[Saved data entries]
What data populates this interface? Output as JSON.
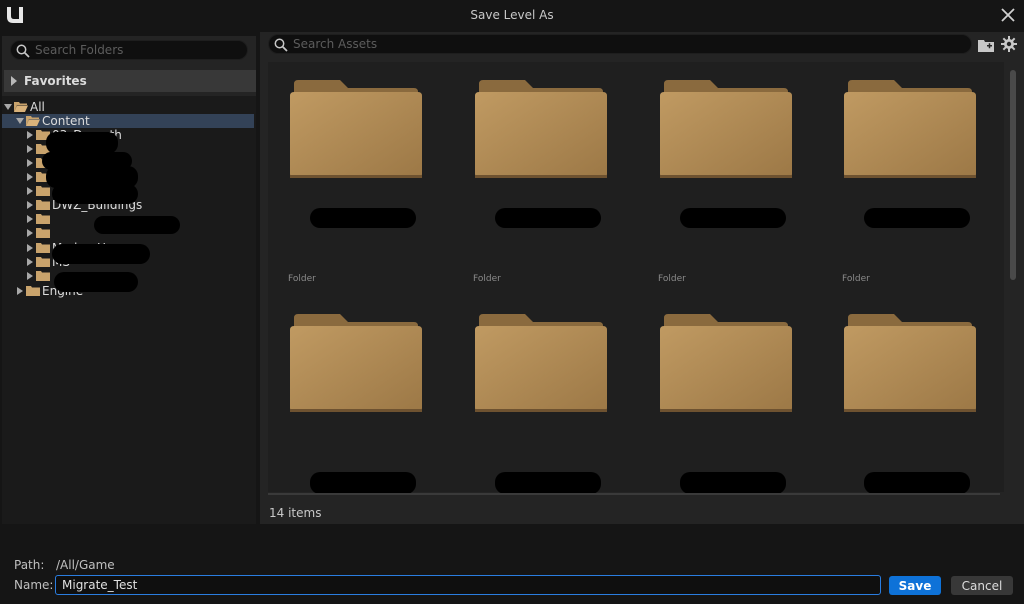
{
  "window": {
    "title": "Save Level As",
    "logo_icon": "unreal-engine-logo",
    "close_icon": "close-icon"
  },
  "left_panel": {
    "search_placeholder": "Search Folders",
    "favorites_label": "Favorites",
    "tree": [
      {
        "label": "All",
        "level": 0,
        "expanded": true,
        "selected": false
      },
      {
        "label": "Content",
        "level": 1,
        "expanded": true,
        "selected": true
      },
      {
        "label": "03_Dagroth",
        "level": 2,
        "expanded": false,
        "selected": false
      },
      {
        "label": "",
        "level": 2,
        "expanded": false,
        "selected": false
      },
      {
        "label": "",
        "level": 2,
        "expanded": false,
        "selected": false
      },
      {
        "label": "",
        "level": 2,
        "expanded": false,
        "selected": false
      },
      {
        "label": "",
        "level": 2,
        "expanded": false,
        "selected": false
      },
      {
        "label": "DWZ_Buildings",
        "level": 2,
        "expanded": false,
        "selected": false
      },
      {
        "label": "",
        "level": 2,
        "expanded": false,
        "selected": false
      },
      {
        "label": "",
        "level": 2,
        "expanded": false,
        "selected": false
      },
      {
        "label": "ModernHouse",
        "level": 2,
        "expanded": false,
        "selected": false
      },
      {
        "label": "MS",
        "level": 2,
        "expanded": false,
        "selected": false
      },
      {
        "label": "",
        "level": 2,
        "expanded": false,
        "selected": false
      },
      {
        "label": "Engine",
        "level": 1,
        "expanded": false,
        "selected": false
      }
    ]
  },
  "right_panel": {
    "search_placeholder": "Search Assets",
    "items_count": "14 items",
    "assets": [
      {
        "name": "",
        "type": "Folder"
      },
      {
        "name": "",
        "type": "Folder"
      },
      {
        "name": "",
        "type": "Folder"
      },
      {
        "name": "",
        "type": "Folder"
      },
      {
        "name": "",
        "type": ""
      },
      {
        "name": "",
        "type": ""
      },
      {
        "name": "",
        "type": ""
      },
      {
        "name": "",
        "type": ""
      }
    ]
  },
  "footer": {
    "path_label": "Path:",
    "path_value": "/All/Game",
    "name_label": "Name:",
    "name_value": "Migrate_Test",
    "save_label": "Save",
    "cancel_label": "Cancel"
  },
  "colors": {
    "accent": "#0e72d8",
    "selection": "#334257",
    "folder": "#b08a54"
  }
}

TASK TO CARRY OUT: Return the material word for word. Pictures are not part of the copy.

EXERCISE RESULT:
What data populates this interface? Output as JSON.
{
  "window": {
    "title": "Save Level As",
    "logo_icon": "unreal-engine-logo",
    "close_icon": "close-icon"
  },
  "left_panel": {
    "search_placeholder": "Search Folders",
    "favorites_label": "Favorites",
    "tree": [
      {
        "label": "All",
        "level": 0,
        "expanded": true,
        "selected": false
      },
      {
        "label": "Content",
        "level": 1,
        "expanded": true,
        "selected": true
      },
      {
        "label": "03_Dagroth",
        "level": 2,
        "expanded": false,
        "selected": false
      },
      {
        "label": "",
        "level": 2,
        "expanded": false,
        "selected": false
      },
      {
        "label": "",
        "level": 2,
        "expanded": false,
        "selected": false
      },
      {
        "label": "",
        "level": 2,
        "expanded": false,
        "selected": false
      },
      {
        "label": "",
        "level": 2,
        "expanded": false,
        "selected": false
      },
      {
        "label": "DWZ_Buildings",
        "level": 2,
        "expanded": false,
        "selected": false
      },
      {
        "label": "",
        "level": 2,
        "expanded": false,
        "selected": false
      },
      {
        "label": "",
        "level": 2,
        "expanded": false,
        "selected": false
      },
      {
        "label": "ModernHouse",
        "level": 2,
        "expanded": false,
        "selected": false
      },
      {
        "label": "MS",
        "level": 2,
        "expanded": false,
        "selected": false
      },
      {
        "label": "",
        "level": 2,
        "expanded": false,
        "selected": false
      },
      {
        "label": "Engine",
        "level": 1,
        "expanded": false,
        "selected": false
      }
    ]
  },
  "right_panel": {
    "search_placeholder": "Search Assets",
    "items_count": "14 items",
    "assets": [
      {
        "name": "",
        "type": "Folder"
      },
      {
        "name": "",
        "type": "Folder"
      },
      {
        "name": "",
        "type": "Folder"
      },
      {
        "name": "",
        "type": "Folder"
      },
      {
        "name": "",
        "type": ""
      },
      {
        "name": "",
        "type": ""
      },
      {
        "name": "",
        "type": ""
      },
      {
        "name": "",
        "type": ""
      }
    ]
  },
  "footer": {
    "path_label": "Path:",
    "path_value": "/All/Game",
    "name_label": "Name:",
    "name_value": "Migrate_Test",
    "save_label": "Save",
    "cancel_label": "Cancel"
  },
  "colors": {
    "accent": "#0e72d8",
    "selection": "#334257",
    "folder": "#b08a54"
  }
}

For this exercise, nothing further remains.